*REQUIRED WORK*. Search the listing for "разбирает" and copy every line where it appears.

START MATERIAL PROVIDED

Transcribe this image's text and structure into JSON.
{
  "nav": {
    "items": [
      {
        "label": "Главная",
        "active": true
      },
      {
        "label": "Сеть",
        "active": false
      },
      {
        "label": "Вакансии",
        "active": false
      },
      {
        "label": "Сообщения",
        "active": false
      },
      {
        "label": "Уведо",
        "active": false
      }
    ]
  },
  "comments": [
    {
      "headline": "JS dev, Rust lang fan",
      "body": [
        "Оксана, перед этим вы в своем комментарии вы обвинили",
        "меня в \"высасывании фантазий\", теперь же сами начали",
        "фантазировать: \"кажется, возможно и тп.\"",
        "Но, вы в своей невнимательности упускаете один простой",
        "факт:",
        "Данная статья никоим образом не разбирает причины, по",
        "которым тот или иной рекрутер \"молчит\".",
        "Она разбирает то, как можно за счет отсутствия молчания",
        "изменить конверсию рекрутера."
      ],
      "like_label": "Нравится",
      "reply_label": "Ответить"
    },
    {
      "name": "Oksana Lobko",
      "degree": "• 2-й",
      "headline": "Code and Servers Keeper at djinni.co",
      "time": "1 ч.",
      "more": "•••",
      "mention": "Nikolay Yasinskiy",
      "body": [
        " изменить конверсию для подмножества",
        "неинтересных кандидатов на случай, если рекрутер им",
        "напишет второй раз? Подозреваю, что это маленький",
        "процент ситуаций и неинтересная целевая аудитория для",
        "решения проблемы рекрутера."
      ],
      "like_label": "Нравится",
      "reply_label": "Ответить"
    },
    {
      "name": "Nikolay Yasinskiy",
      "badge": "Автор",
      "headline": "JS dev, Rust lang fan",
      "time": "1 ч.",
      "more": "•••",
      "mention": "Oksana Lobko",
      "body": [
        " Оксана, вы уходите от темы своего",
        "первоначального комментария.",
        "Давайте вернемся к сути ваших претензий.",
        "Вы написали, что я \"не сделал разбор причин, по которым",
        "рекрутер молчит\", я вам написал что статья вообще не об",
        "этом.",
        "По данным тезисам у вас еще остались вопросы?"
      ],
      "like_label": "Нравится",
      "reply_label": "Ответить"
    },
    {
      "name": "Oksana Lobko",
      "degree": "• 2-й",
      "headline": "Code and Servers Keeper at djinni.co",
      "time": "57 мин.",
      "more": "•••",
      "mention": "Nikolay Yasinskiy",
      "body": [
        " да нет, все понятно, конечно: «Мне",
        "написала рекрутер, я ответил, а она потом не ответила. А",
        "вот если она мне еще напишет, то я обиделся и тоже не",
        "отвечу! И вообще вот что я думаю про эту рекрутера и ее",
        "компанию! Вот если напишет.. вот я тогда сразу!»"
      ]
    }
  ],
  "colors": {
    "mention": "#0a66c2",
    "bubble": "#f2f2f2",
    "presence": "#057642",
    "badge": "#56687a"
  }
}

END MATERIAL PROVIDED

*EXERCISE SOLUTION*.
        "Данная статья никоим образом не разбирает причины, по",
        "Она разбирает то, как можно за счет отсутствия молчания",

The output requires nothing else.